◆ TASK DETAILS: Return every line below in which "image" appears.

Figure dataset records

** Start **

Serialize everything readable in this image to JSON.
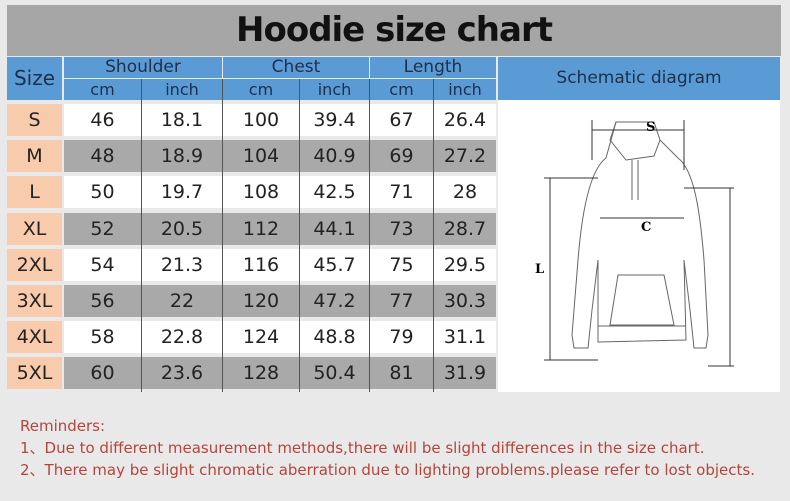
{
  "title": "Hoodie size chart",
  "header": {
    "size": "Size",
    "groups": [
      "Shoulder",
      "Chest",
      "Length"
    ],
    "units": [
      "cm",
      "inch",
      "cm",
      "inch",
      "cm",
      "inch"
    ],
    "diagram": "Schematic diagram"
  },
  "rows": [
    {
      "size": "S",
      "values": [
        "46",
        "18.1",
        "100",
        "39.4",
        "67",
        "26.4"
      ]
    },
    {
      "size": "M",
      "values": [
        "48",
        "18.9",
        "104",
        "40.9",
        "69",
        "27.2"
      ]
    },
    {
      "size": "L",
      "values": [
        "50",
        "19.7",
        "108",
        "42.5",
        "71",
        "28"
      ]
    },
    {
      "size": "XL",
      "values": [
        "52",
        "20.5",
        "112",
        "44.1",
        "73",
        "28.7"
      ]
    },
    {
      "size": "2XL",
      "values": [
        "54",
        "21.3",
        "116",
        "45.7",
        "75",
        "29.5"
      ]
    },
    {
      "size": "3XL",
      "values": [
        "56",
        "22",
        "120",
        "47.2",
        "77",
        "30.3"
      ]
    },
    {
      "size": "4XL",
      "values": [
        "58",
        "22.8",
        "124",
        "48.8",
        "79",
        "31.1"
      ]
    },
    {
      "size": "5XL",
      "values": [
        "60",
        "23.6",
        "128",
        "50.4",
        "81",
        "31.9"
      ]
    }
  ],
  "diagram_labels": {
    "shoulder": "S",
    "chest": "C",
    "length": "L"
  },
  "reminders": {
    "heading": "Reminders:",
    "items": [
      "1、Due to different measurement methods,there will be slight differences in the size chart.",
      "2、There may be slight chromatic aberration due to lighting problems.please refer to lost objects."
    ]
  },
  "colors": {
    "header_blue": "#5b9bd5",
    "size_cell": "#f8cbad",
    "grey_row": "#a9a9a9",
    "reminder_text": "#b5453a"
  }
}
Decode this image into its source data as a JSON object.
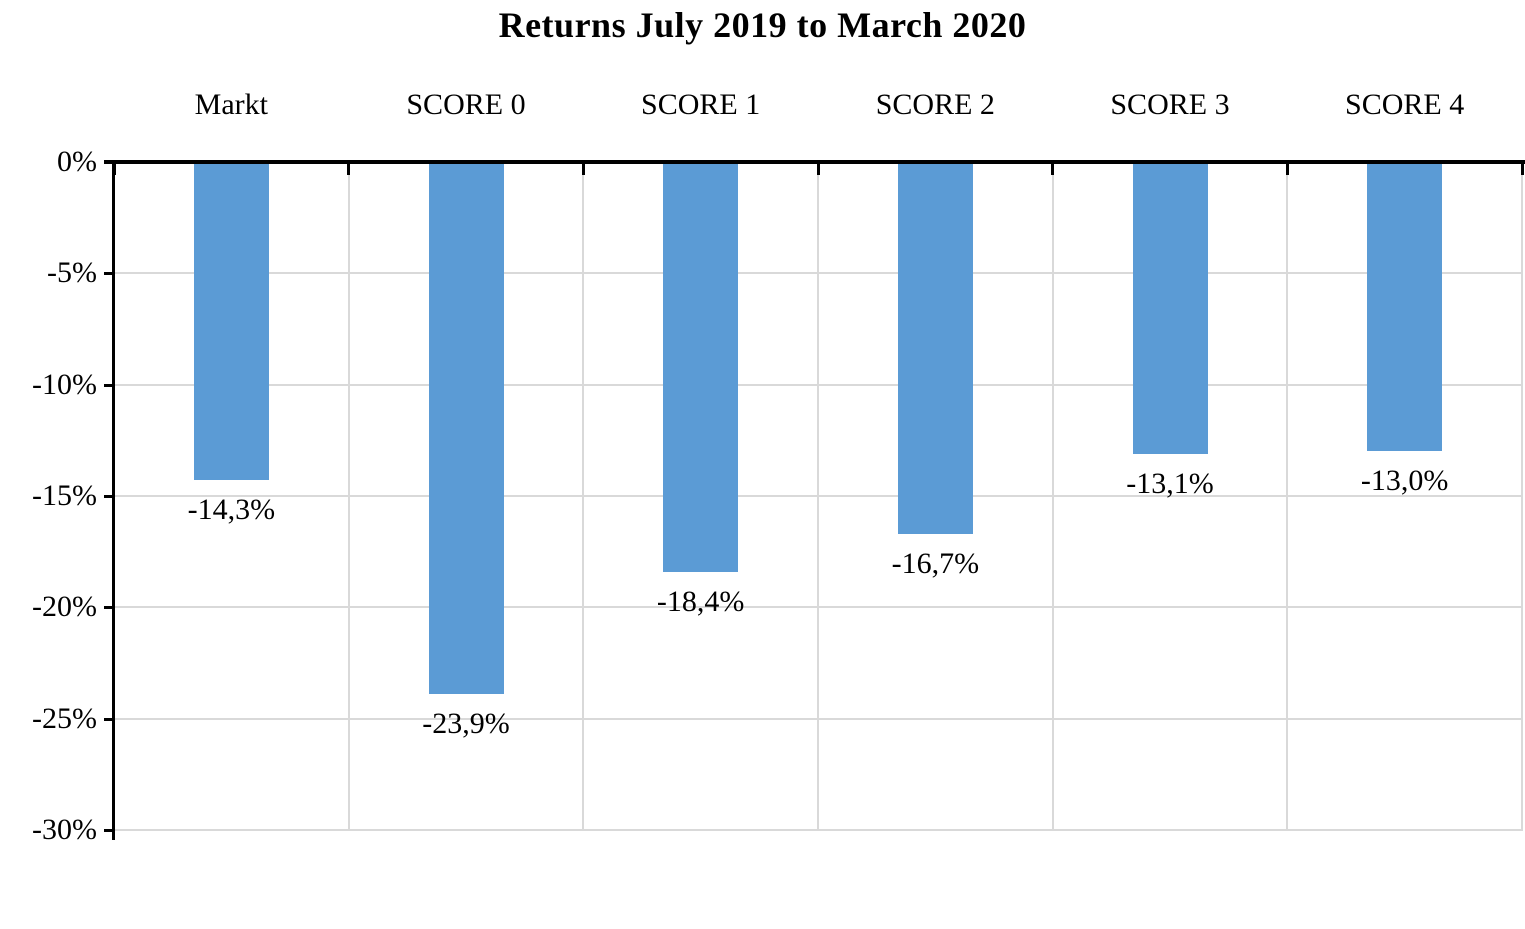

** End **

◆ SOLUTION TO THE PROBLEM:
Serialize everything readable in this image to JSON.
Decode this image into its source data as a JSON object.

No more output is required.